• RECORDS TO PROCESS:

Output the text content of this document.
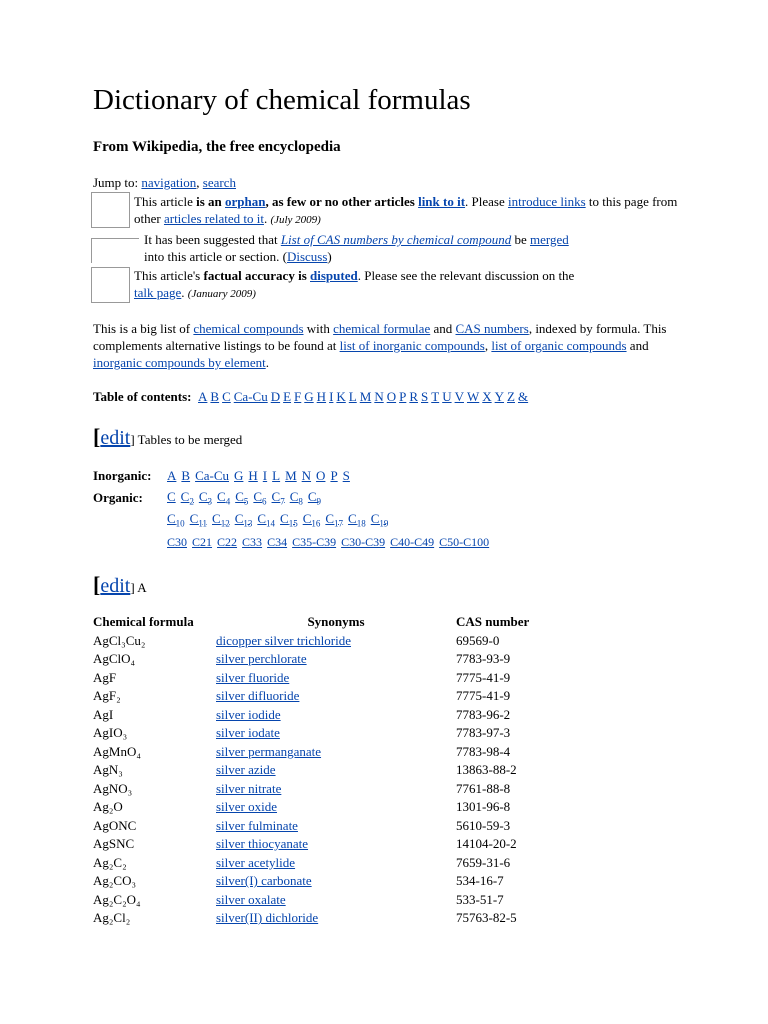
Dictionary of chemical formulas
From Wikipedia, the free encyclopedia
Jump to: navigation, search
This article is an orphan, as few or no other articles link to it. Please introduce links to this page from other articles related to it. (July 2009)
It has been suggested that List of CAS numbers by chemical compound be merged
into this article or section. (Discuss)
This article's factual accuracy is disputed. Please see the relevant discussion on the
talk page. (January 2009)
This is a big list of chemical compounds with chemical formulae and CAS numbers, indexed by formula. This complements alternative listings to be found at list of inorganic compounds, list of organic compounds and inorganic compounds by element.
Table of contents: A B C Ca-Cu D E F G H I K L M N O P R S T U V W X Y Z &
[edit] Tables to be merged
Inorganic:	A B Ca-Cu G H I L M N O P S
Organic:	C $C_2$ $C_3$ $C_4$ $C_5$ $C_6$ $C_7$ $C_8$ $C_9$
	$C_{10}$ $C_{11}$ $C_{12}$ $C_{13}$ $C_{14}$ $C_{15}$ $C_{16}$ $C_{17}$ $C_{18}$ $C_{19}$
	C30 C21 C22 C33 C34 C35-C39 C30-C39 C40-C49 C50-C100
[edit] A
Chemical formula	Synonyms	CAS number
AgCl₃Cu₂	dicopper silver trichloride	69569-0
AgClO₄	silver perchlorate	7783-93-9
AgF	silver fluoride	7775-41-9
AgF₂	silver difluoride	7775-41-9
AgI	silver iodide	7783-96-2
AgIO₃	silver iodate	7783-97-3
AgMnO₄	silver permanganate	7783-98-4
AgN₃	silver azide	13863-88-2
AgNO₃	silver nitrate	7761-88-8
Ag₂O	silver oxide	1301-96-8
AgONC	silver fulminate	5610-59-3
AgSNC	silver thiocyanate	14104-20-2
Ag₂C₂	silver acetylide	7659-31-6
Ag₂CO₃	silver(I) carbonate	534-16-7
Ag₂C₂O₄	silver oxalate	533-51-7
Ag₂Cl₂	silver(II) dichloride	75763-82-5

• TASK DESCRIPTION:
Your task is to repeat the data above exactly while excluding the pictures.

• OUTPUT OF THE TASK:
Output the text content of this document.
Dictionary of chemical formulas
From Wikipedia, the free encyclopedia
Jump to: navigation, search
This article is an orphan, as few or no other articles link to it. Please introduce links to this page from other articles related to it. (July 2009)
It has been suggested that List of CAS numbers by chemical compound be merged
into this article or section. (Discuss)
This article's factual accuracy is disputed. Please see the relevant discussion on the
talk page. (January 2009)
This is a big list of chemical compounds with chemical formulae and CAS numbers, indexed by formula. This complements alternative listings to be found at list of inorganic compounds, list of organic compounds and inorganic compounds by element.
Table of contents: A B C Ca-Cu D E F G H I K L M N O P R S T U V W X Y Z &
[edit] Tables to be merged
Inorganic:	A B Ca-Cu G H I L M N O P S
Organic:	C $C_2$ $C_3$ $C_4$ $C_5$ $C_6$ $C_7$ $C_8$ $C_9$
	$C_{10}$ $C_{11}$ $C_{12}$ $C_{13}$ $C_{14}$ $C_{15}$ $C_{16}$ $C_{17}$ $C_{18}$ $C_{19}$
	C30 C21 C22 C33 C34 C35-C39 C30-C39 C40-C49 C50-C100
[edit] A
Chemical formula	Synonyms	CAS number
AgCl₃Cu₂	dicopper silver trichloride	69569-0
AgClO₄	silver perchlorate	7783-93-9
AgF	silver fluoride	7775-41-9
AgF₂	silver difluoride	7775-41-9
AgI	silver iodide	7783-96-2
AgIO₃	silver iodate	7783-97-3
AgMnO₄	silver permanganate	7783-98-4
AgN₃	silver azide	13863-88-2
AgNO₃	silver nitrate	7761-88-8
Ag₂O	silver oxide	1301-96-8
AgONC	silver fulminate	5610-59-3
AgSNC	silver thiocyanate	14104-20-2
Ag₂C₂	silver acetylide	7659-31-6
Ag₂CO₃	silver(I) carbonate	534-16-7
Ag₂C₂O₄	silver oxalate	533-51-7
Ag₂Cl₂	silver(II) dichloride	75763-82-5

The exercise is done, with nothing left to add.